(Dataset records)
== == ==

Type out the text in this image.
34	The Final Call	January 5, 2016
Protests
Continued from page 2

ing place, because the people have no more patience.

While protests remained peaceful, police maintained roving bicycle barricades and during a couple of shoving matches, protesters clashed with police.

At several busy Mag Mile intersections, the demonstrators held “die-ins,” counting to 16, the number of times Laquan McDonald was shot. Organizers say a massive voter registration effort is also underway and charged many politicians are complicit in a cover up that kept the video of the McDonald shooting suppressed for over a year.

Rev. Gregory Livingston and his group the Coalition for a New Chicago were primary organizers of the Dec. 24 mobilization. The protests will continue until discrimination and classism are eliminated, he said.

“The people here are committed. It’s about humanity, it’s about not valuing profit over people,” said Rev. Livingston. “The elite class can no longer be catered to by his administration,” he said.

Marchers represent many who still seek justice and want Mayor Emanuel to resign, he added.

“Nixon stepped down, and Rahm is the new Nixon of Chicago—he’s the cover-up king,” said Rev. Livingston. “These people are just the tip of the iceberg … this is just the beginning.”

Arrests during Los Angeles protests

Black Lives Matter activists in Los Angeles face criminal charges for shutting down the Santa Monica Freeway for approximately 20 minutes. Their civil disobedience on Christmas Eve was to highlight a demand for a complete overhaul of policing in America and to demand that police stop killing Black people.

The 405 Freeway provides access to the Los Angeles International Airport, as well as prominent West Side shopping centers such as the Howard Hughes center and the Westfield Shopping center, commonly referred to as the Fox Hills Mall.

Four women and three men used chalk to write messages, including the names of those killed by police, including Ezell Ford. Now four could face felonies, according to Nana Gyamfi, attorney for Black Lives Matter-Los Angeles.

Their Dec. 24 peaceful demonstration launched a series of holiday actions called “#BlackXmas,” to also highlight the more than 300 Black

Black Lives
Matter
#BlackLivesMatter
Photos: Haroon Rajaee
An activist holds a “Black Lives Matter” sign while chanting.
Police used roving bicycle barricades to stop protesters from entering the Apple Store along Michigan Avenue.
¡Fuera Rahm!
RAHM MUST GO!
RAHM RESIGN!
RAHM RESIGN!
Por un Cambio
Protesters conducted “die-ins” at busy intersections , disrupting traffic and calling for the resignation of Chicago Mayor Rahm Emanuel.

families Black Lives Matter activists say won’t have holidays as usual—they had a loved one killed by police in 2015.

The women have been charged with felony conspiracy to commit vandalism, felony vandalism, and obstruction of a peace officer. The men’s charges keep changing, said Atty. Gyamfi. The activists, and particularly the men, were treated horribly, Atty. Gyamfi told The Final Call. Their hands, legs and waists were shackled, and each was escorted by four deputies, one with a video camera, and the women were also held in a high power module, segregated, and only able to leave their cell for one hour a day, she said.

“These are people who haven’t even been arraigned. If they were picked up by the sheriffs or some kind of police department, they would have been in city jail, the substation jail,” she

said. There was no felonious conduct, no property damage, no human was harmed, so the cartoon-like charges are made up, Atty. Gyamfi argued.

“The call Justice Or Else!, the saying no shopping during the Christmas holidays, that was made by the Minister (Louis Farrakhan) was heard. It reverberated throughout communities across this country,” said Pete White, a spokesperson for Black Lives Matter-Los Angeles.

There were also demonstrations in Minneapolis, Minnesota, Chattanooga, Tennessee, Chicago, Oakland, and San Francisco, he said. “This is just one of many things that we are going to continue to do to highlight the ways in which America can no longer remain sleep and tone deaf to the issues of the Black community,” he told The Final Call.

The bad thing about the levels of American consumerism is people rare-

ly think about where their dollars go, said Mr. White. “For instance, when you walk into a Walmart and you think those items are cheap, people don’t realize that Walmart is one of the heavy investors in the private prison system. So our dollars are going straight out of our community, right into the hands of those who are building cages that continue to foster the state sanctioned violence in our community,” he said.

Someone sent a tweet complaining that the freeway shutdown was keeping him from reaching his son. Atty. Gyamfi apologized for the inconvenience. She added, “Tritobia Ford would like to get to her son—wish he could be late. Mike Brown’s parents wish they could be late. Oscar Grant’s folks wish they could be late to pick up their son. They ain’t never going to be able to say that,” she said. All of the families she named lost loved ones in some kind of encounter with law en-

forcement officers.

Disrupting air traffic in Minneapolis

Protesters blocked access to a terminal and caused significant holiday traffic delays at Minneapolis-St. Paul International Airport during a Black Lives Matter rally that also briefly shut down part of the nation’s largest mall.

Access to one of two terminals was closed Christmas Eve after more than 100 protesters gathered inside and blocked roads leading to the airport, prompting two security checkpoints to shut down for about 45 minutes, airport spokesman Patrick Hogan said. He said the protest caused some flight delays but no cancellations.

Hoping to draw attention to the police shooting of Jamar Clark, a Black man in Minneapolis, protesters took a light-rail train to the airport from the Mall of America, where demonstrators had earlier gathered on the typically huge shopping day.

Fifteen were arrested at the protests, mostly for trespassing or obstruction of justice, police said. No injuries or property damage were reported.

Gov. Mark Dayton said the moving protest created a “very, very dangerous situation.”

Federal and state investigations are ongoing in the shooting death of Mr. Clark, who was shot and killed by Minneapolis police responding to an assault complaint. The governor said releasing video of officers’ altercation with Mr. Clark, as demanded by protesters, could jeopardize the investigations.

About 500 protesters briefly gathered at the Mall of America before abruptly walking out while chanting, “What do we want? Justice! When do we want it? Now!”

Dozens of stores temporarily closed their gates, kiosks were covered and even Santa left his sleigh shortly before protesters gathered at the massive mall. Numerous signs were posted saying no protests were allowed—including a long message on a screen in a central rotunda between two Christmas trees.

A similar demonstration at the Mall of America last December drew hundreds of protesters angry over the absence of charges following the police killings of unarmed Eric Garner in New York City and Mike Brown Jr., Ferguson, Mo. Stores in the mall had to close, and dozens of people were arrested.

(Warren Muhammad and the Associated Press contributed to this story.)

== == ==

* **Work to complete**
Copy out the lines that hold "Mayor".

* **Solution to this exercise**
Marchers represent many who still seek justice and want Mayor Emanuel to resign, he added.
Protesters conducted “die-ins” at busy intersections , disrupting traffic and calling for the resignation of Chicago Mayor Rahm Emanuel.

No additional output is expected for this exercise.